Written exercise: Copy out each line of the material below that holds the string "Oxygen".
______________________________
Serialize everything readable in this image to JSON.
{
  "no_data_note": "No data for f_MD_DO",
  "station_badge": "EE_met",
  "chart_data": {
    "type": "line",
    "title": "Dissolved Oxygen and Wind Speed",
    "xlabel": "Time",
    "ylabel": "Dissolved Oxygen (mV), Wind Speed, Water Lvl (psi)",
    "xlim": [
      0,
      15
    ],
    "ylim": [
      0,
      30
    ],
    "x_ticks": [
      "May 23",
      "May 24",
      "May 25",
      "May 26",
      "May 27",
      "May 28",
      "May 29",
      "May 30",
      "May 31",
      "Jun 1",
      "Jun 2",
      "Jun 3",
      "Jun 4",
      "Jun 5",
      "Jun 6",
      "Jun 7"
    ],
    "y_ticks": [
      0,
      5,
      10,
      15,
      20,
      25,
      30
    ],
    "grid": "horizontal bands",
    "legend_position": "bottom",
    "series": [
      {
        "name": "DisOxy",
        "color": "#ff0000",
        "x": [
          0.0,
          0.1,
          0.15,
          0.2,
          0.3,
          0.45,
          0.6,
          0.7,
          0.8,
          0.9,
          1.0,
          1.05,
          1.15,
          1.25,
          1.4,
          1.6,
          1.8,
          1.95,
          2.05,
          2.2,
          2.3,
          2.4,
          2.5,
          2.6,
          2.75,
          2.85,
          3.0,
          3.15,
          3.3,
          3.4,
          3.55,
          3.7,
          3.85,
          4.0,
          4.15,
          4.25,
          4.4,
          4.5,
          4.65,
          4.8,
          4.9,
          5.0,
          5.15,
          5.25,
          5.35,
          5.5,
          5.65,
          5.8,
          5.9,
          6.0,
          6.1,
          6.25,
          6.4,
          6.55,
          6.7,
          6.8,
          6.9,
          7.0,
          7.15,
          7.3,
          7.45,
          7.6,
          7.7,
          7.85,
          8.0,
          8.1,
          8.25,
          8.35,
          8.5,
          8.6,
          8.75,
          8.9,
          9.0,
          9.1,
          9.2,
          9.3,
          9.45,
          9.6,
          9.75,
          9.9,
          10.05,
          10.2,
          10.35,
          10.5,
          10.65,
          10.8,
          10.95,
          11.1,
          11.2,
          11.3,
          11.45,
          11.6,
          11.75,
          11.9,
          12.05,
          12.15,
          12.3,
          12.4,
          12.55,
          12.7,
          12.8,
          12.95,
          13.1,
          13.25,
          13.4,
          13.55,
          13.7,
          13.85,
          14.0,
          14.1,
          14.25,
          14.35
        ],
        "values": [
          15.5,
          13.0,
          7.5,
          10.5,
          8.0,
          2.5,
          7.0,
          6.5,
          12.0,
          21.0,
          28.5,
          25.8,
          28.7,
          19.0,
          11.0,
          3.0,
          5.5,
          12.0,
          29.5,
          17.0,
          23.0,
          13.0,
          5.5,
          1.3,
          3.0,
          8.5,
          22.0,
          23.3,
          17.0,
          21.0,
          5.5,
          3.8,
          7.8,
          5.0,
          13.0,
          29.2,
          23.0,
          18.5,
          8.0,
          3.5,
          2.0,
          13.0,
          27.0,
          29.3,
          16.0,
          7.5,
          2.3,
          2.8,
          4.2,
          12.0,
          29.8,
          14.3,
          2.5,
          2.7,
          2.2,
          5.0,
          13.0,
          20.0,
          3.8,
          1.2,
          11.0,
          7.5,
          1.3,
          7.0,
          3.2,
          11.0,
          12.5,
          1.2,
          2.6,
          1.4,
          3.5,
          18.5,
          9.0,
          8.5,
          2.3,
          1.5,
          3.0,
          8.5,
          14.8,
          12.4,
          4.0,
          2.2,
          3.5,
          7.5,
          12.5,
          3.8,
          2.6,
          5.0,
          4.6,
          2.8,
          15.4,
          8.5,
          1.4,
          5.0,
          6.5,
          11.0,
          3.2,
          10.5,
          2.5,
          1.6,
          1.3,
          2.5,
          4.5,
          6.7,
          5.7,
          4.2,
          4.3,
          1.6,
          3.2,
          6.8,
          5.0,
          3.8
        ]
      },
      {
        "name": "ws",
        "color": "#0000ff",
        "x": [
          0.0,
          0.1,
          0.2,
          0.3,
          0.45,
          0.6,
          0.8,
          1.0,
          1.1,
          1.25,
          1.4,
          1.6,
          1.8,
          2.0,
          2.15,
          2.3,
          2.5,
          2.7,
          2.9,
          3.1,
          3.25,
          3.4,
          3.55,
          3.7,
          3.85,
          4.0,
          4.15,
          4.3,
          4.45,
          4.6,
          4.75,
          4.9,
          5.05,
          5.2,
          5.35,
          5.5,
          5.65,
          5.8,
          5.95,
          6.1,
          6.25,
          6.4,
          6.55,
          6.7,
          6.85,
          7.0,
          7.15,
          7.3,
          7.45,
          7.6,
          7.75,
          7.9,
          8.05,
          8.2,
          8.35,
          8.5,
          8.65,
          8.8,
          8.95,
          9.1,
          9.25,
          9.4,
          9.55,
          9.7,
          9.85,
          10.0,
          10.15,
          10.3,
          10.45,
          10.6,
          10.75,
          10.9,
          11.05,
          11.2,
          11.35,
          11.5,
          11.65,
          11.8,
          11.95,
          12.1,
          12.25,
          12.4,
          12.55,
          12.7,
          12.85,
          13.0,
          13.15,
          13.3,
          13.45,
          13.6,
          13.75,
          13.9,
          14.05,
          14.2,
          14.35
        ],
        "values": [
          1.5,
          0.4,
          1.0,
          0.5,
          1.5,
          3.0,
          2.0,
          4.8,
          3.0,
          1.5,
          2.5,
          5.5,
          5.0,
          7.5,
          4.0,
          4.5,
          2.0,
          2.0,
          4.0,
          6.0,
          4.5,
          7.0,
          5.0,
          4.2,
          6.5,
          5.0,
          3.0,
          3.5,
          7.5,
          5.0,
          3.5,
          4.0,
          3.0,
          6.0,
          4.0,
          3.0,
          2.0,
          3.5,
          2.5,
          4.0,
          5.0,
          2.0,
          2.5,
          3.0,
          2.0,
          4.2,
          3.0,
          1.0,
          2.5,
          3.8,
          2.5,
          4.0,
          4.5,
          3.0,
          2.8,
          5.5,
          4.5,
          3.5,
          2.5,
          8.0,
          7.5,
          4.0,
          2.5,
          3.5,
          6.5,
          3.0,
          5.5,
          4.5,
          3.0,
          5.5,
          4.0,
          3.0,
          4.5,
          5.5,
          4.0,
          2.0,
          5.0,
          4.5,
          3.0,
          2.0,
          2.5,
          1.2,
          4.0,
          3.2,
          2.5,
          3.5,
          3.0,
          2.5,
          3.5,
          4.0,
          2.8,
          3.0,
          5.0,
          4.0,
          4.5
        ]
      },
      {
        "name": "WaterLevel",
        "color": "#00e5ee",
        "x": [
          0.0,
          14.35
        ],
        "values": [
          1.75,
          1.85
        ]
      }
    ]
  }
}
______________________________
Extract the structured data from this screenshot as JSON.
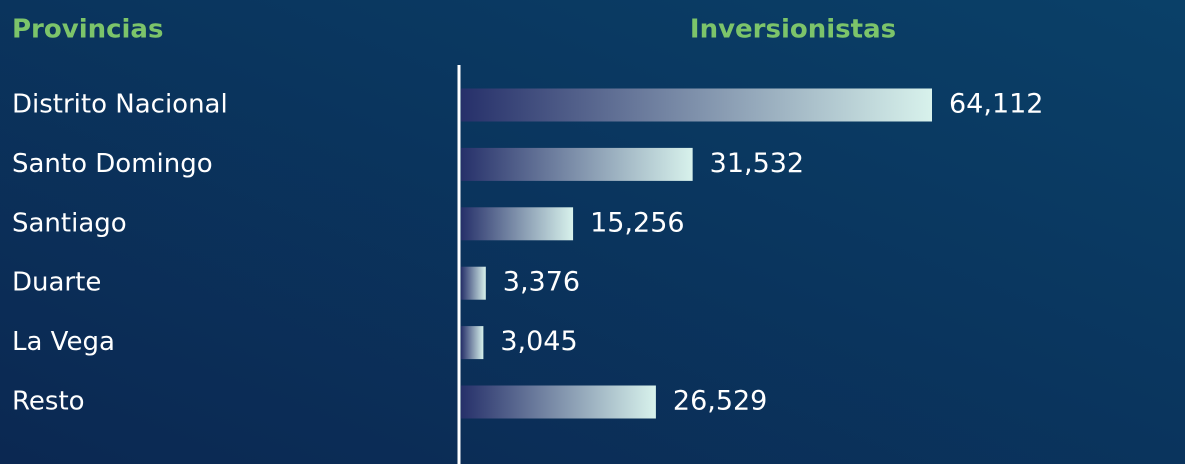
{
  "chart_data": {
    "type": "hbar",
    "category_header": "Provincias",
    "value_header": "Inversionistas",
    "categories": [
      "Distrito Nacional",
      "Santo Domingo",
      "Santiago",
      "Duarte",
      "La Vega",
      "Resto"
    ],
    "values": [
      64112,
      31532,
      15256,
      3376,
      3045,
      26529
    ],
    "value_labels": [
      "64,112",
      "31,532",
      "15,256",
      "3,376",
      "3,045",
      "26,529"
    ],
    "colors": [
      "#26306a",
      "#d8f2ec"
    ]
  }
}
______________________________
Task solution:
    "title": "Dissolved Oxygen and Wind Speed",
    "ylabel": "Dissolved Oxygen (mV), Wind Speed, Water Lvl (psi)",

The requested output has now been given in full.